**Extracted records**
□ □ □ □
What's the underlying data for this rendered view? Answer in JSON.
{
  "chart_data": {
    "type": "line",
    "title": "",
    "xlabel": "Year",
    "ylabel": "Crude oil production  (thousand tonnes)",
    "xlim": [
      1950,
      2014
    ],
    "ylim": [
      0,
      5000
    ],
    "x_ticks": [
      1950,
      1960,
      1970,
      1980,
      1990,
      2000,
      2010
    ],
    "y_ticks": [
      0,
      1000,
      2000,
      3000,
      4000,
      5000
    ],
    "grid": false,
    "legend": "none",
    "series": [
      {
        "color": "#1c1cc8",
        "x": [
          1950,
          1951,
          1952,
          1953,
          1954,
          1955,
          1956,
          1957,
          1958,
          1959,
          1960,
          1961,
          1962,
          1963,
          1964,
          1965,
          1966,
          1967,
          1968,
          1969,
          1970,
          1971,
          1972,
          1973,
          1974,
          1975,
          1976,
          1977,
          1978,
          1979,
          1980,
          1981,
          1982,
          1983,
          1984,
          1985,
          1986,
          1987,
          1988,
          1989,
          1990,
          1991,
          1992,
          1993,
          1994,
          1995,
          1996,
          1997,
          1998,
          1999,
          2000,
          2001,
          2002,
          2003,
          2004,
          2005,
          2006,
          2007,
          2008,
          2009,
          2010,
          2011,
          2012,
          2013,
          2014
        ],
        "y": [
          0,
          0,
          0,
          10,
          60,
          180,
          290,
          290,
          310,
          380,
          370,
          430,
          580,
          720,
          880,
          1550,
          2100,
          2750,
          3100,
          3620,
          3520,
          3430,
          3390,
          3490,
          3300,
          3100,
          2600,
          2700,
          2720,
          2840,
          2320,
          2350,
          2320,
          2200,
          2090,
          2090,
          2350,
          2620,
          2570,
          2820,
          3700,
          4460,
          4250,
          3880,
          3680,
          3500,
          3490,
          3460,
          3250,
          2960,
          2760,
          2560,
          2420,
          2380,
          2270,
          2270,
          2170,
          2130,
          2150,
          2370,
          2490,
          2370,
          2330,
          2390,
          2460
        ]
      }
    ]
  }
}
□ □ □ □
**The request**
Give the listing again, word for word.

**Response to the exercise**
What's the underlying data for this rendered view? Answer in JSON.
{
  "chart_data": {
    "type": "line",
    "title": "",
    "xlabel": "Year",
    "ylabel": "Crude oil production  (thousand tonnes)",
    "xlim": [
      1950,
      2014
    ],
    "ylim": [
      0,
      5000
    ],
    "x_ticks": [
      1950,
      1960,
      1970,
      1980,
      1990,
      2000,
      2010
    ],
    "y_ticks": [
      0,
      1000,
      2000,
      3000,
      4000,
      5000
    ],
    "grid": false,
    "legend": "none",
    "series": [
      {
        "color": "#1c1cc8",
        "x": [
          1950,
          1951,
          1952,
          1953,
          1954,
          1955,
          1956,
          1957,
          1958,
          1959,
          1960,
          1961,
          1962,
          1963,
          1964,
          1965,
          1966,
          1967,
          1968,
          1969,
          1970,
          1971,
          1972,
          1973,
          1974,
          1975,
          1976,
          1977,
          1978,
          1979,
          1980,
          1981,
          1982,
          1983,
          1984,
          1985,
          1986,
          1987,
          1988,
          1989,
          1990,
          1991,
          1992,
          1993,
          1994,
          1995,
          1996,
          1997,
          1998,
          1999,
          2000,
          2001,
          2002,
          2003,
          2004,
          2005,
          2006,
          2007,
          2008,
          2009,
          2010,
          2011,
          2012,
          2013,
          2014
        ],
        "y": [
          0,
          0,
          0,
          10,
          60,
          180,
          290,
          290,
          310,
          380,
          370,
          430,
          580,
          720,
          880,
          1550,
          2100,
          2750,
          3100,
          3620,
          3520,
          3430,
          3390,
          3490,
          3300,
          3100,
          2600,
          2700,
          2720,
          2840,
          2320,
          2350,
          2320,
          2200,
          2090,
          2090,
          2350,
          2620,
          2570,
          2820,
          3700,
          4460,
          4250,
          3880,
          3680,
          3500,
          3490,
          3460,
          3250,
          2960,
          2760,
          2560,
          2420,
          2380,
          2270,
          2270,
          2170,
          2130,
          2150,
          2370,
          2490,
          2370,
          2330,
          2390,
          2460
        ]
      }
    ]
  }
}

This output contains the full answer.